Exercise details: Return the count of lines with the string "ссылки" in them, and nothing else.

Source records:
- - -

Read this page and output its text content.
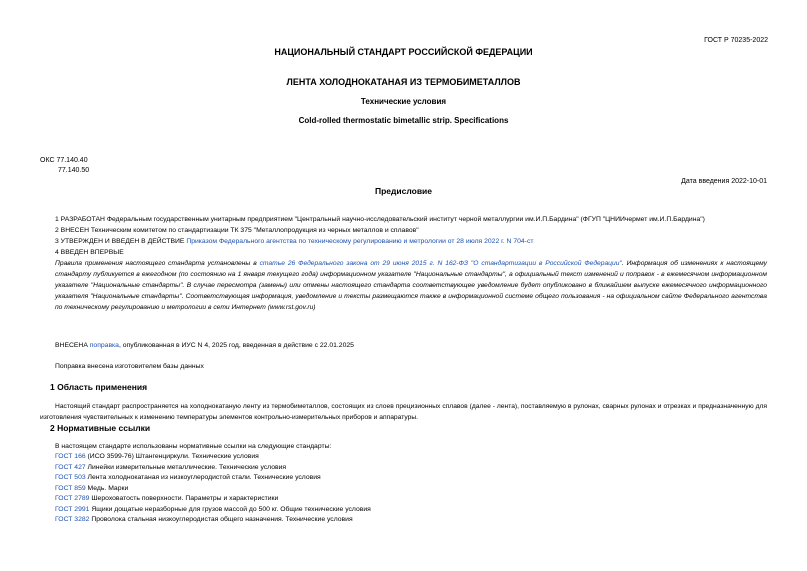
ГОСТ Р 70235-2022
НАЦИОНАЛЬНЫЙ СТАНДАРТ РОССИЙСКОЙ ФЕДЕРАЦИИ
ЛЕНТА ХОЛОДНОКАТАНАЯ ИЗ ТЕРМОБИМЕТАЛЛОВ
Технические условия
Cold-rolled thermostatic bimetallic strip. Specifications
ОКС 77.140.40
77.140.50
Дата введения 2022-10-01
Предисловие
1 РАЗРАБОТАН Федеральным государственным унитарным предприятием "Центральный научно-исследовательский институт черной металлургии им.И.П.Бардина" (ФГУП "ЦНИИчермет им.И.П.Бардина")
2 ВНЕСЕН Техническим комитетом по стандартизации ТК 375 "Металлопродукция из черных металлов и сплавов"
3 УТВЕРЖДЕН И ВВЕДЕН В ДЕЙСТВИЕ Приказом Федерального агентства по техническому регулированию и метрологии от 28 июля 2022 г. N 704-ст
4 ВВЕДЕН ВПЕРВЫЕ
Правила применения настоящего стандарта установлены в статье 26 Федерального закона от 29 июня 2015 г. N 162-ФЗ "О стандартизации в Российской Федерации". Информация об изменениях к настоящему стандарту публикуется в ежегодном (по состоянию на 1 января текущего года) информационном указателе "Национальные стандарты", а официальный текст изменений и поправок - в ежемесячном информационном указателе "Национальные стандарты". В случае пересмотра (замены) или отмены настоящего стандарта соответствующее уведомление будет опубликовано в ближайшем выпуске ежемесячного информационного указателя "Национальные стандарты". Соответствующая информация, уведомление и тексты размещаются также в информационной системе общего пользования - на официальном сайте Федерального агентства по техническому регулированию и метрологии в сети Интернет (www.rst.gov.ru)
ВНЕСЕНА поправка, опубликованная в ИУС N 4, 2025 год, введенная в действие с 22.01.2025
Поправка внесена изготовителем базы данных
1 Область применения
Настоящий стандарт распространяется на холоднокатаную ленту из термобиметаллов, состоящих из слоев прецизионных сплавов (далее - лента), поставляемую в рулонах, сварных рулонах и отрезках и предназначенную для изготовления чувствительных к изменению температуры элементов контрольно-измерительных приборов и аппаратуры.
2 Нормативные ссылки
В настоящем стандарте использованы нормативные ссылки на следующие стандарты:
ГОСТ 166 (ИСО 3599-76) Штангенциркули. Технические условия
ГОСТ 427 Линейки измерительные металлические. Технические условия
ГОСТ 503 Лента холоднокатаная из низкоуглеродистой стали. Технические условия
ГОСТ 859 Медь. Марки
ГОСТ 2789 Шероховатость поверхности. Параметры и характеристики
ГОСТ 2991 Ящики дощатые неразборные для грузов массой до 500 кг. Общие технические условия
ГОСТ 3282 Проволока стальная низкоуглеродистая общего назначения. Технические условия
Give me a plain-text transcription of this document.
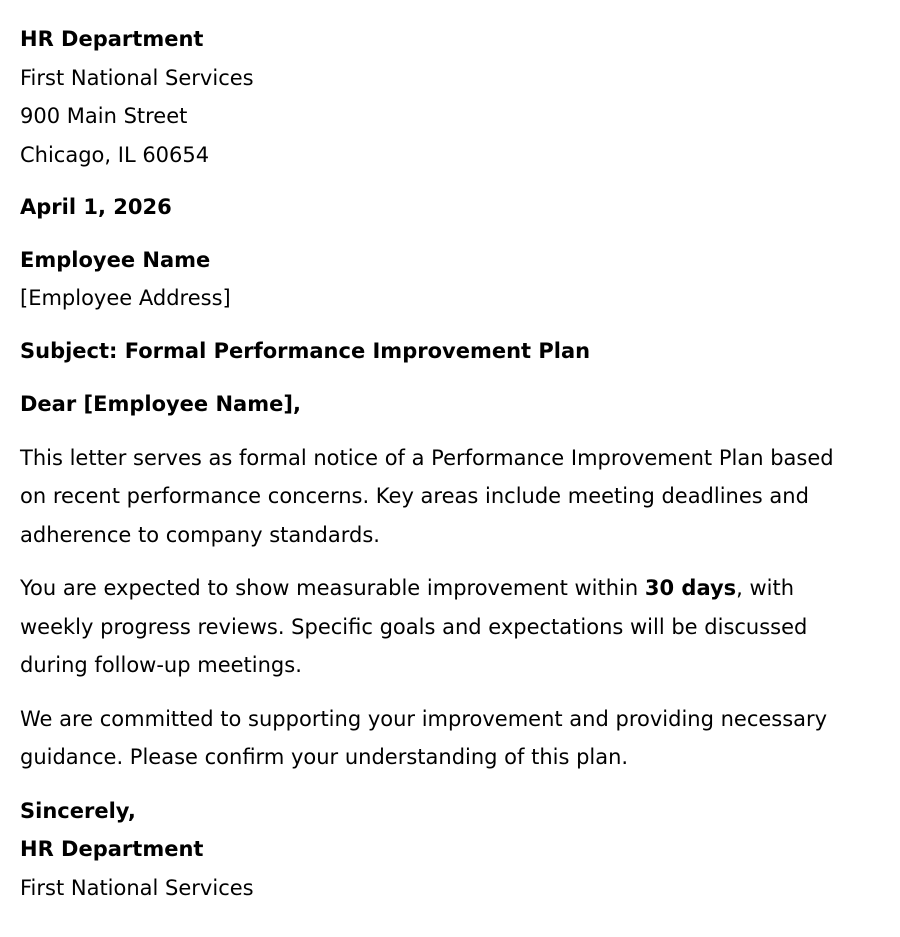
HR Department
First National Services
900 Main Street
Chicago, IL 60654
April 1, 2026
Employee Name
[Employee Address]
Subject: Formal Performance Improvement Plan
Dear [Employee Name],
This letter serves as formal notice of a Performance Improvement Plan based
on recent performance concerns. Key areas include meeting deadlines and
adherence to company standards.
You are expected to show measurable improvement within 30 days, with
weekly progress reviews. Specific goals and expectations will be discussed
during follow-up meetings.
We are committed to supporting your improvement and providing necessary
guidance. Please confirm your understanding of this plan.
Sincerely,
HR Department
First National Services
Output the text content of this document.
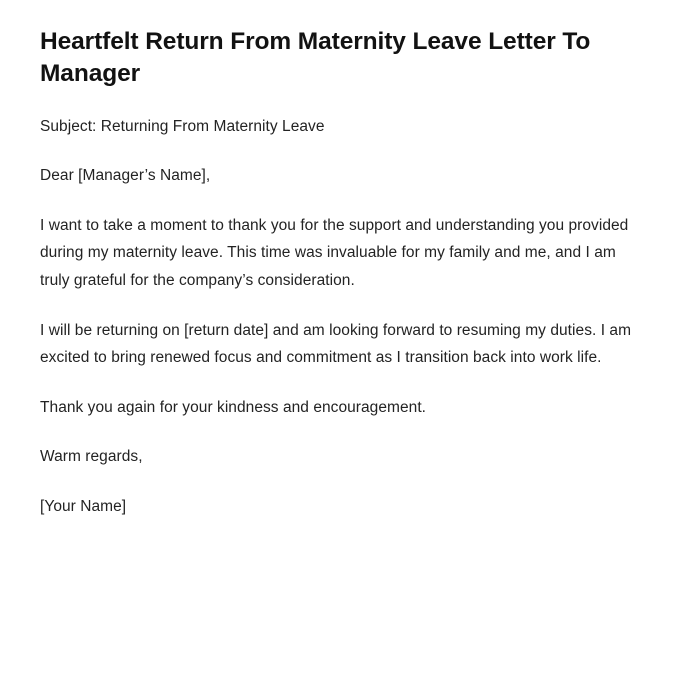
Heartfelt Return From Maternity Leave Letter To Manager

Subject: Returning From Maternity Leave

Dear [Manager’s Name],

I want to take a moment to thank you for the support and understanding you provided during my maternity leave. This time was invaluable for my family and me, and I am truly grateful for the company’s consideration.

I will be returning on [return date] and am looking forward to resuming my duties. I am excited to bring renewed focus and commitment as I transition back into work life.

Thank you again for your kindness and encouragement.

Warm regards,

[Your Name]
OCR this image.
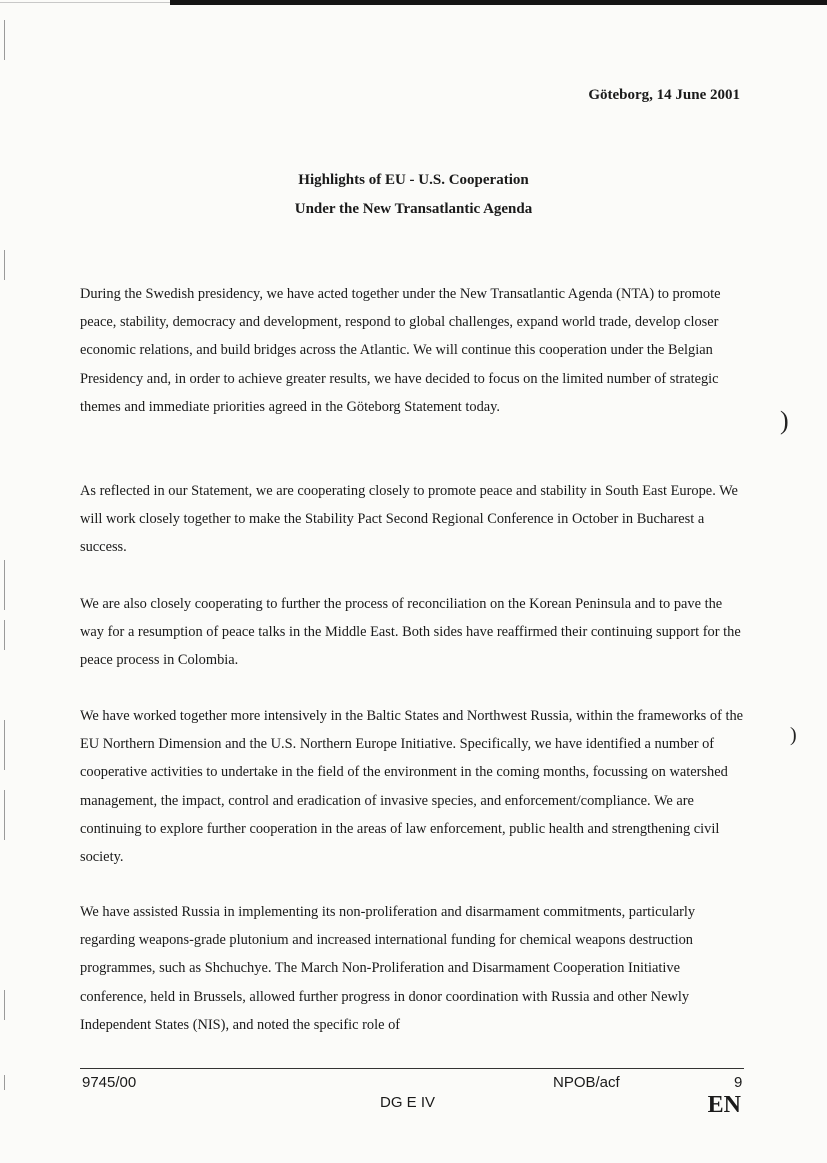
)
)
Göteborg, 14 June 2001
Highlights of EU - U.S. Cooperation
Under the New Transatlantic Agenda

During the Swedish presidency, we have acted together under the New Transatlantic Agenda (NTA) to promote peace, stability, democracy and development, respond to global challenges, expand world trade, develop closer economic relations, and build bridges across the Atlantic. We will continue this cooperation under the Belgian Presidency and, in order to achieve greater results, we have decided to focus on the limited number of strategic themes and immediate priorities agreed in the Göteborg Statement today.

As reflected in our Statement, we are cooperating closely to promote peace and stability in South East Europe. We will work closely together to make the Stability Pact Second Regional Conference in October in Bucharest a success.

We are also closely cooperating to further the process of reconciliation on the Korean Peninsula and to pave the way for a resumption of peace talks in the Middle East. Both sides have reaffirmed their continuing support for the peace process in Colombia.

We have worked together more intensively in the Baltic States and Northwest Russia, within the frameworks of the EU Northern Dimension and the U.S. Northern Europe Initiative. Specifically, we have identified a number of cooperative activities to undertake in the field of the environment in the coming months, focussing on watershed management, the impact, control and eradication of invasive species, and enforcement/compliance. We are continuing to explore further cooperation in the areas of law enforcement, public health and strengthening civil society.

We have assisted Russia in implementing its non-proliferation and disarmament commitments, particularly regarding weapons-grade plutonium and increased international funding for chemical weapons destruction programmes, such as Shchuchye. The March Non-Proliferation and Disarmament Cooperation Initiative conference, held in Brussels, allowed further progress in donor coordination with Russia and other Newly Independent States (NIS), and noted the specific role of

9745/00	NPOB/acf	9
DG E IV	EN
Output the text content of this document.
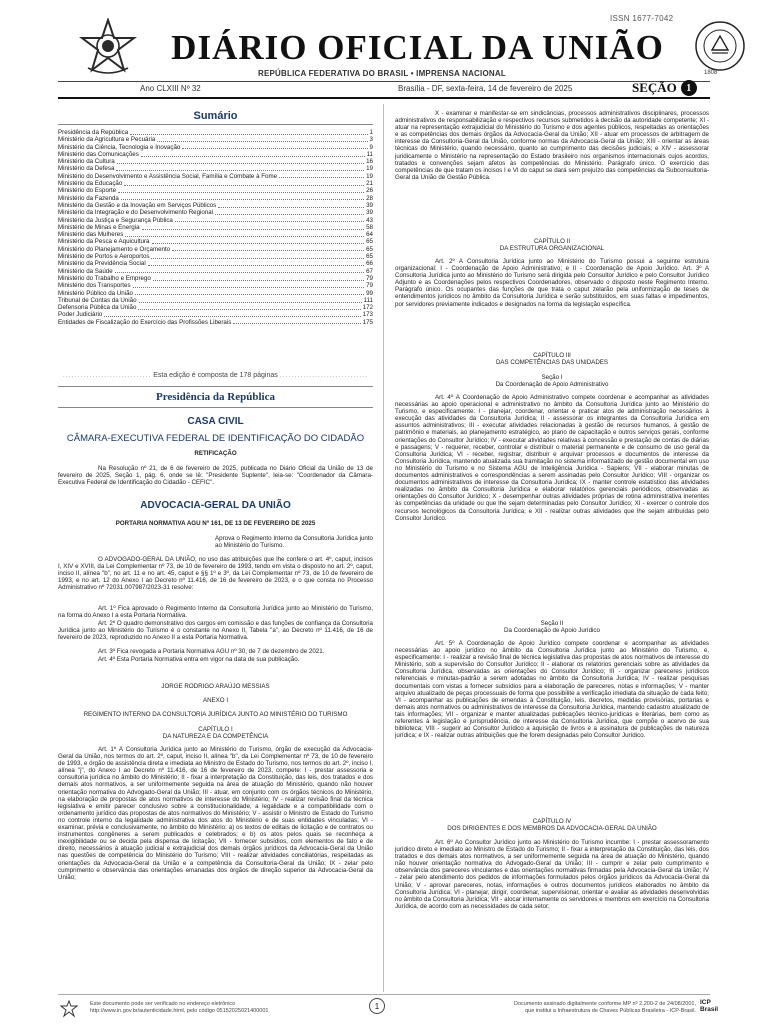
ISSN 1677-7042
DIÁRIO OFICIAL DA UNIÃO
REPÚBLICA FEDERATIVA DO BRASIL • IMPRENSA NACIONAL	1808
Ano CLXIII Nº 32	Brasília - DF, sexta-feira, 14 de fevereiro de 2025	SEÇÃO 1
Sumário
Presidência da República	1
Ministério da Agricultura e Pecuária	3
Ministério da Ciência, Tecnologia e Inovação	9
Ministério das Comunicações	11
Ministério da Cultura	16
Ministério da Defesa	19
Ministério do Desenvolvimento e Assistência Social, Família e Combate à Fome	19
Ministério da Educação	21
Ministério do Esporte	26
Ministério da Fazenda	28
Ministério da Gestão e da Inovação em Serviços Públicos	39
Ministério da Integração e do Desenvolvimento Regional	39
Ministério da Justiça e Segurança Pública	43
Ministério de Minas e Energia	58
Ministério das Mulheres	64
Ministério da Pesca e Aquicultura	65
Ministério do Planejamento e Orçamento	65
Ministério de Portos e Aeroportos	65
Ministério da Previdência Social	66
Ministério da Saúde	67
Ministério do Trabalho e Emprego	79
Ministério dos Transportes	79
Ministério Público da União	99
Tribunal de Contas da União	111
Defensoria Pública da União	172
Poder Judiciário	173
Entidades de Fiscalização do Exercício das Profissões Liberais	175
.............................. Esta edição é composta de 178 páginas ..............................
Presidência da República
CASA CIVIL
CÂMARA-EXECUTIVA FEDERAL DE IDENTIFICAÇÃO DO CIDADÃO
RETIFICAÇÃO
Na Resolução nº 21, de 6 de fevereiro de 2025, publicada no Diário Oficial da União de 13 de fevereiro de 2025, Seção 1, pág. 6, onde se lê: "Presidente Suplente", leia-se: "Coordenador da Câmara-Executiva Federal de Identificação do Cidadão - CEFIC".
ADVOCACIA-GERAL DA UNIÃO
PORTARIA NORMATIVA AGU Nº 161, DE 13 DE FEVEREIRO DE 2025
Aprova o Regimento Interno da Consultoria Jurídica junto ao Ministério do Turismo.
O ADVOGADO-GERAL DA UNIÃO, no uso das atribuições que lhe confere o art. 4º, caput, incisos I, XIV e XVIII, da Lei Complementar nº 73, de 10 de fevereiro de 1993, tendo em vista o disposto no art. 2º, caput, inciso II, alínea "b", no art. 11 e no art. 45, caput e §§ 1º e 3º, da Lei Complementar nº 73, de 10 de fevereiro de 1993, e no art. 12 do Anexo I ao Decreto nº 11.416, de 16 de fevereiro de 2023, e o que consta no Processo Administrativo nº 72031.007987/2023-31 resolve:
Art. 1º Fica aprovado o Regimento Interno da Consultoria Jurídica junto ao Ministério do Turismo, na forma do Anexo I a esta Portaria Normativa.
Art. 2º O quadro demonstrativo dos cargos em comissão e das funções de confiança da Consultoria Jurídica junto ao Ministério do Turismo é o constante no Anexo II, Tabela "a", ao Decreto nº 11.416, de 16 de fevereiro de 2023, reproduzido no Anexo II a esta Portaria Normativa.
Art. 3º Fica revogada a Portaria Normativa AGU nº 30, de 7 de dezembro de 2021.
Art. 4º Esta Portaria Normativa entra em vigor na data de sua publicação.
JORGE RODRIGO ARAÚJO MESSIAS
ANEXO I
REGIMENTO INTERNO DA CONSULTORIA JURÍDICA JUNTO AO MINISTÉRIO DO TURISMO
CAPÍTULO I
DA NATUREZA E DA COMPETÊNCIA
Art. 1º À Consultoria Jurídica junto ao Ministério do Turismo, órgão de execução da Advocacia-Geral da União, nos termos do art. 2º, caput, inciso II, alínea "b", da Lei Complementar nº 73, de 10 de fevereiro de 1993, e órgão de assistência direta e imediata ao Ministro de Estado do Turismo, nos termos do art. 2º, inciso I, alínea "j", do Anexo I ao Decreto nº 11.416, de 16 de fevereiro de 2023, compete: I - prestar assessoria e consultoria jurídica no âmbito do Ministério; II - fixar a interpretação da Constituição, das leis, dos tratados e dos demais atos normativos, a ser uniformemente seguida na área de atuação do Ministério, quando não houver orientação normativa do Advogado-Geral da União; III - atuar, em conjunto com os órgãos técnicos do Ministério, na elaboração de propostas de atos normativos de interesse do Ministério; IV - realizar revisão final da técnica legislativa e emitir parecer conclusivo sobre a constitucionalidade, a legalidade e a compatibilidade com o ordenamento jurídico das propostas de atos normativos do Ministério; V - assistir o Ministro de Estado do Turismo no controle interno da legalidade administrativa dos atos do Ministério e de suas entidades vinculadas; VI - examinar, prévia e conclusivamente, no âmbito do Ministério: a) os textos de editais de licitação e de contratos ou instrumentos congêneres a serem publicados e celebrados; e b) os atos pelos quais se reconheça a inexigibilidade ou se decida pela dispensa de licitação; VII - fornecer subsídios, com elementos de fato e de direito, necessários à atuação judicial e extrajudicial dos demais órgãos jurídicos da Advocacia-Geral da União nas questões de competência do Ministério do Turismo; VIII - realizar atividades conciliatórias, respeitadas as orientações da Advocacia-Geral da União e a competência da Consultoria-Geral da União; IX - zelar pelo cumprimento e observância das orientações emanadas dos órgãos de direção superior da Advocacia-Geral da União;
X - examinar e manifestar-se em sindicâncias, processos administrativos disciplinares, processos administrativos de responsabilização e respectivos recursos submetidos à decisão da autoridade competente; XI - atuar na representação extrajudicial do Ministério do Turismo e dos agentes públicos, respeitadas as orientações e as competências dos demais órgãos da Advocacia-Geral da União; XII - atuar em processos de arbitragem de interesse da Consultoria-Geral da União, conforme normas da Advocacia-Geral da União; XIII - orientar as áreas técnicas do Ministério, quando necessário, quanto ao cumprimento das decisões judiciais; e XIV - assessorar juridicamente o Ministério na representação do Estado brasileiro nos organismos internacionais cujos acordos, tratados e convenções sejam afetos às competências do Ministério. Parágrafo único. O exercício das competências de que tratam os incisos I e VI do caput se dará sem prejuízo das competências da Subconsultoria-Geral da União de Gestão Pública.
CAPÍTULO II
DA ESTRUTURA ORGANIZACIONAL
Art. 2º A Consultoria Jurídica junto ao Ministério do Turismo possui a seguinte estrutura organizacional: I - Coordenação de Apoio Administrativo; e II - Coordenação de Apoio Jurídico. Art. 3º A Consultoria Jurídica junto ao Ministério do Turismo será dirigida pelo Consultor Jurídico e pelo Consultor Jurídico Adjunto e as Coordenações pelos respectivos Coordenadores, observado o disposto neste Regimento Interno. Parágrafo único. Os ocupantes das funções de que trata o caput zelarão pela uniformização de teses de entendimentos jurídicos no âmbito da Consultoria Jurídica e serão substituídos, em suas faltas e impedimentos, por servidores previamente indicados e designados na forma da legislação específica.
CAPÍTULO III
DAS COMPETÊNCIAS DAS UNIDADES
Seção I
Da Coordenação de Apoio Administrativo
Art. 4º À Coordenação de Apoio Administrativo compete coordenar e acompanhar as atividades necessárias ao apoio operacional e administrativo no âmbito da Consultoria Jurídica junto ao Ministério do Turismo, e especificamente: I - planejar, coordenar, orientar e praticar atos de administração necessários à execução das atividades da Consultoria Jurídica; II - assessorar os integrantes da Consultoria Jurídica em assuntos administrativos; III - executar atividades relacionadas à gestão de recursos humanos, à gestão de patrimônio e materiais, ao planejamento estratégico, ao plano de capacitação e outros serviços gerais, conforme orientações do Consultor Jurídico; IV - executar atividades relativas à concessão e prestação de contas de diárias e passagens; V - requerer, receber, controlar e distribuir o material permanente e de consumo de uso geral da Consultoria Jurídica; VI - receber, registrar, distribuir e arquivar processos e documentos de interesse da Consultoria Jurídica, mantendo atualizada sua tramitação no sistema informatizado de gestão documental em uso no Ministério do Turismo e no Sistema AGU de Inteligência Jurídica - Sapiens; VII - elaborar minutas de documentos administrativos e correspondências a serem assinadas pelo Consultor Jurídico; VIII - organizar os documentos administrativos de interesse da Consultoria Jurídica; IX - manter controle estatístico das atividades realizadas no âmbito da Consultoria Jurídica e elaborar relatórios gerenciais periódicos, observadas as orientações do Consultor Jurídico; X - desempenhar outras atividades próprias de rotina administrativa inerentes às competências da unidade ou que lhe sejam determinadas pelo Consultor Jurídico; XI - exercer o controle dos recursos tecnológicos da Consultoria Jurídica; e XII - realizar outras atividades que lhe sejam atribuídas pelo Consultor Jurídico.
Seção II
Da Coordenação de Apoio Jurídico
Art. 5º À Coordenação de Apoio Jurídico compete coordenar e acompanhar as atividades necessárias ao apoio jurídico no âmbito da Consultoria Jurídica junto ao Ministério do Turismo, e, especificamente: I - realizar a revisão final de técnica legislativa das propostas de atos normativos de interesse do Ministério, sob a supervisão do Consultor Jurídico; II - elaborar os relatórios gerenciais sobre as atividades da Consultoria Jurídica, observadas as orientações do Consultor Jurídico; III - organizar pareceres jurídicos referenciais e minutas-padrão a serem adotadas no âmbito da Consultoria Jurídica; IV - realizar pesquisas documentais com vistas a fornecer subsídios para a elaboração de pareceres, notas e informações; V - manter arquivo atualizado de peças processuais de forma que possibilite a verificação imediata da situação de cada feito; VI - acompanhar as publicações de emendas à Constituição, leis, decretos, medidas provisórias, portarias e demais atos normativos ou administrativos de interesse da Consultoria Jurídica, mantendo cadastro atualizado de tais informações; VII - organizar e manter atualizadas publicações técnico-jurídicas e literárias, bem como as referentes à legislação e jurisprudência, de interesse da Consultoria Jurídica, que compõe o acervo de sua biblioteca; VIII - sugerir ao Consultor Jurídico a aquisição de livros e a assinatura de publicações de natureza jurídica; e IX - realizar outras atribuições que lhe forem designadas pelo Consultor Jurídico.
CAPÍTULO IV
DOS DIRIGENTES E DOS MEMBROS DA ADVOCACIA-GERAL DA UNIÃO
Art. 6º Ao Consultor Jurídico junto ao Ministério do Turismo incumbe: I - prestar assessoramento jurídico direto e imediato ao Ministro de Estado do Turismo; II - fixar a interpretação da Constituição, das leis, dos tratados e dos demais atos normativos, a ser uniformemente seguida na área de atuação do Ministério, quando não houver orientação normativa do Advogado-Geral da União; III - cumprir e zelar pelo cumprimento e observância dos pareceres vinculantes e das orientações normativas firmadas pela Advocacia-Geral da União; IV - zelar pelo atendimento dos pedidos de informações formulados pelos órgãos jurídicos da Advocacia-Geral da União; V - aprovar pareceres, notas, informações e outros documentos jurídicos elaborados no âmbito da Consultoria Jurídica; VI - planejar, dirigir, coordenar, supervisionar, orientar e avaliar as atividades desenvolvidas no âmbito da Consultoria Jurídica; VII - alocar internamente os servidores e membros em exercício na Consultoria Jurídica, de acordo com as necessidades de cada setor;
Este documento pode ser verificado no endereço eletrônico
http://www.in.gov.br/autenticidade.html, pelo código 05152025021400001
1	Documento assinado digitalmente conforme MP nº 2.200-2 de 24/08/2001,
que institui a Infraestrutura de Chaves Públicas Brasileira - ICP-Brasil.
ICP Brasil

- - -

Expected output: 2